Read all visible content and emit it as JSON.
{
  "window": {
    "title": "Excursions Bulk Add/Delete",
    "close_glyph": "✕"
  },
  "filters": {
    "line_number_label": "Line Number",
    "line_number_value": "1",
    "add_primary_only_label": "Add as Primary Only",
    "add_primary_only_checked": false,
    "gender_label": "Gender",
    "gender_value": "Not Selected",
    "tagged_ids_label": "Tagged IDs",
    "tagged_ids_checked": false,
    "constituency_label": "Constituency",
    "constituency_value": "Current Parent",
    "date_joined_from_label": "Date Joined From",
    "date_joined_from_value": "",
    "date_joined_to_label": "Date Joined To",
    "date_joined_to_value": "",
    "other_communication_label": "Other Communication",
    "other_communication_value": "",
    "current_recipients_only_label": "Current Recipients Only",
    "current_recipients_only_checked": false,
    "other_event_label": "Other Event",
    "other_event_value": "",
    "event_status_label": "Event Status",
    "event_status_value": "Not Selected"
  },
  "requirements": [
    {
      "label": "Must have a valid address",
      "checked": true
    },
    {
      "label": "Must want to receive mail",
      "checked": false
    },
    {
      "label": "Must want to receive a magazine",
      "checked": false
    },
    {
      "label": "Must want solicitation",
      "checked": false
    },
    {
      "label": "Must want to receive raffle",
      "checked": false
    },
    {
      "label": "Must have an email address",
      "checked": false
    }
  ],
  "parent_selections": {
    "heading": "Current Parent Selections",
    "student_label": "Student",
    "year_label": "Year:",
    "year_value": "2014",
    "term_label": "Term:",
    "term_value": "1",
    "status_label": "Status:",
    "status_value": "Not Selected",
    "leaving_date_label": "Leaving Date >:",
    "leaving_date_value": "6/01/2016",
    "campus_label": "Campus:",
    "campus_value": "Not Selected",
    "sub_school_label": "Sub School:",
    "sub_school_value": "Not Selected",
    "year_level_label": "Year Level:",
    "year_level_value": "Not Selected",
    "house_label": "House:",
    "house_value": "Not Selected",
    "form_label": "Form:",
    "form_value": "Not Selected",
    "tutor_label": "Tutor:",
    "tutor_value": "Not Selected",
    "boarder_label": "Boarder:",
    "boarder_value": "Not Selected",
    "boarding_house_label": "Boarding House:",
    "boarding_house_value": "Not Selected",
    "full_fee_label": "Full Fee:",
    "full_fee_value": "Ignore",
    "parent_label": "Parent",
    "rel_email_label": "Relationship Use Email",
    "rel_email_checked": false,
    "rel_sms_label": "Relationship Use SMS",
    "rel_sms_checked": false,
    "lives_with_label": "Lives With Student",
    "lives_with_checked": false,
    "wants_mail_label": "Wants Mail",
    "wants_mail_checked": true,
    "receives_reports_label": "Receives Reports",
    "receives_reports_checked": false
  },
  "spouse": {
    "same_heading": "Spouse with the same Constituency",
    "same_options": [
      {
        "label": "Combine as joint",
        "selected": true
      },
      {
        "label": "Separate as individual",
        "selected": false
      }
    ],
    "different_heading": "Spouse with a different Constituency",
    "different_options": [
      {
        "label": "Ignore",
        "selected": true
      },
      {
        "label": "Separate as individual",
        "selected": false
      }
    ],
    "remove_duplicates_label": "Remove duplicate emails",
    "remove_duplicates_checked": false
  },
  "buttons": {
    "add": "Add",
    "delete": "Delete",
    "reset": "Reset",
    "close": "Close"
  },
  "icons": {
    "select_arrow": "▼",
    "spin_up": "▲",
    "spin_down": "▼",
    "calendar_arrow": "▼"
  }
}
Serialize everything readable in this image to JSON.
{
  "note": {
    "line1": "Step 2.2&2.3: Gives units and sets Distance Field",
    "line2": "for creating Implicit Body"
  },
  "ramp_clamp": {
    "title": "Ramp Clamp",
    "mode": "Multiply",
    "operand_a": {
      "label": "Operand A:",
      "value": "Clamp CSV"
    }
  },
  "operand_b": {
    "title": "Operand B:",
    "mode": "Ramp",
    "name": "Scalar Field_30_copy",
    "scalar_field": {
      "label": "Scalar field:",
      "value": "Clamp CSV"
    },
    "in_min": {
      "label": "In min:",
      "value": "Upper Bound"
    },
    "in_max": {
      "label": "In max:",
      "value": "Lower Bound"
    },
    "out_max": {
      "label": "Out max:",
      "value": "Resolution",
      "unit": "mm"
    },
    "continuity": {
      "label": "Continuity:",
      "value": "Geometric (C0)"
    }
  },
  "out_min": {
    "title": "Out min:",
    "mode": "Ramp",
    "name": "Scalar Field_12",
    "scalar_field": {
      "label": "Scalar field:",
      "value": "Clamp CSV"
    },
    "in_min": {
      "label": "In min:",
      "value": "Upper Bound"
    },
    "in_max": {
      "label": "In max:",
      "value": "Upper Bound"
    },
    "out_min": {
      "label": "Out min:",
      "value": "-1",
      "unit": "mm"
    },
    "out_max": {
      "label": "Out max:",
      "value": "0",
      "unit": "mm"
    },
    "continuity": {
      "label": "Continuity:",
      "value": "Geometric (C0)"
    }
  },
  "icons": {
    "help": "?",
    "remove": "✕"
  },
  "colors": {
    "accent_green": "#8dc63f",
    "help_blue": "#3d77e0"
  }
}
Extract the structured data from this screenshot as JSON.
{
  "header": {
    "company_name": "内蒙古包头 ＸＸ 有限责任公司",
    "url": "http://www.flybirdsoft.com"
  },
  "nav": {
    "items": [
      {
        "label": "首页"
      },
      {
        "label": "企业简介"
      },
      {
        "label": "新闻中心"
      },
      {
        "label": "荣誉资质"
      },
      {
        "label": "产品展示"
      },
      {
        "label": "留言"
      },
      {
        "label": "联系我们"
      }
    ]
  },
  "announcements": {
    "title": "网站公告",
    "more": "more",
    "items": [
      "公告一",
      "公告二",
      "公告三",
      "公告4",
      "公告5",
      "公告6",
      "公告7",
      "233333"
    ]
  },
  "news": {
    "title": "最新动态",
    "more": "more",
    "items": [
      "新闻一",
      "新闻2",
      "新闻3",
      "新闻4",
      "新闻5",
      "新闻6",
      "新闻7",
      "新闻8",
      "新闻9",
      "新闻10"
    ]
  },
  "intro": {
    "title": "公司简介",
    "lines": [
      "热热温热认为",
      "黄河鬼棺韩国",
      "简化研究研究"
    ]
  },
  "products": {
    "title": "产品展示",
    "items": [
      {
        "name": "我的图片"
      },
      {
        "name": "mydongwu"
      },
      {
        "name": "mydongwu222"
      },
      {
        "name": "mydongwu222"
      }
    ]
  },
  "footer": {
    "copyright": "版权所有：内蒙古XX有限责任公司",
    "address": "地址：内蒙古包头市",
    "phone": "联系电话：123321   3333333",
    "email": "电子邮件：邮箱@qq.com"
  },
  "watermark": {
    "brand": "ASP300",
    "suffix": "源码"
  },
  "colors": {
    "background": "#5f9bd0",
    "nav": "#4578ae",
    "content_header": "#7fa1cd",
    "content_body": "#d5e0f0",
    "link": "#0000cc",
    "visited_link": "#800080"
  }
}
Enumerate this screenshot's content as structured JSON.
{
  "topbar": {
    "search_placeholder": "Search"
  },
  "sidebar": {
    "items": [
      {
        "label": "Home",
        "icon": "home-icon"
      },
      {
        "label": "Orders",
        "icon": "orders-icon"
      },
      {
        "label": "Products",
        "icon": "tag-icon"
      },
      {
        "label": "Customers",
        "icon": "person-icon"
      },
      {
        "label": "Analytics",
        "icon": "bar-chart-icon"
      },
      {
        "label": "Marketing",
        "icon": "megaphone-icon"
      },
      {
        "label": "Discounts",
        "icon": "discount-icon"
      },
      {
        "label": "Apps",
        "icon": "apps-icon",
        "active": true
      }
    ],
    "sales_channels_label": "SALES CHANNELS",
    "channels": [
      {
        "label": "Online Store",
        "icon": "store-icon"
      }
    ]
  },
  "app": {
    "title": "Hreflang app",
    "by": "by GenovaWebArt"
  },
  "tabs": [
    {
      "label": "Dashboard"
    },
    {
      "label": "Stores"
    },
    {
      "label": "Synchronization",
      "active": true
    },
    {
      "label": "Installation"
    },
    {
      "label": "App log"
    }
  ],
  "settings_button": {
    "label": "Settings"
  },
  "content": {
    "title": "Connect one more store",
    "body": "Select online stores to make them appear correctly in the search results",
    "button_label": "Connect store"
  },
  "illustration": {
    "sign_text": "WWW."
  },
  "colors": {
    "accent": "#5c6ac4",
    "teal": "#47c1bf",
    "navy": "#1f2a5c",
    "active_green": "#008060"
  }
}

::::::

Exactly and only the lines from the one containing "Enumerate this screenshot's" through the end of the material are to be reproduced, both ends included.

Enumerate this screenshot's content as structured JSON.
{
  "topbar": {
    "search_placeholder": "Search"
  },
  "sidebar": {
    "items": [
      {
        "label": "Home",
        "icon": "home-icon"
      },
      {
        "label": "Orders",
        "icon": "orders-icon"
      },
      {
        "label": "Products",
        "icon": "tag-icon"
      },
      {
        "label": "Customers",
        "icon": "person-icon"
      },
      {
        "label": "Analytics",
        "icon": "bar-chart-icon"
      },
      {
        "label": "Marketing",
        "icon": "megaphone-icon"
      },
      {
        "label": "Discounts",
        "icon": "discount-icon"
      },
      {
        "label": "Apps",
        "icon": "apps-icon",
        "active": true
      }
    ],
    "sales_channels_label": "SALES CHANNELS",
    "channels": [
      {
        "label": "Online Store",
        "icon": "store-icon"
      }
    ]
  },
  "app": {
    "title": "Hreflang app",
    "by": "by GenovaWebArt"
  },
  "tabs": [
    {
      "label": "Dashboard"
    },
    {
      "label": "Stores"
    },
    {
      "label": "Synchronization",
      "active": true
    },
    {
      "label": "Installation"
    },
    {
      "label": "App log"
    }
  ],
  "settings_button": {
    "label": "Settings"
  },
  "content": {
    "title": "Connect one more store",
    "body": "Select online stores to make them appear correctly in the search results",
    "button_label": "Connect store"
  },
  "illustration": {
    "sign_text": "WWW."
  },
  "colors": {
    "accent": "#5c6ac4",
    "teal": "#47c1bf",
    "navy": "#1f2a5c",
    "active_green": "#008060"
  }
}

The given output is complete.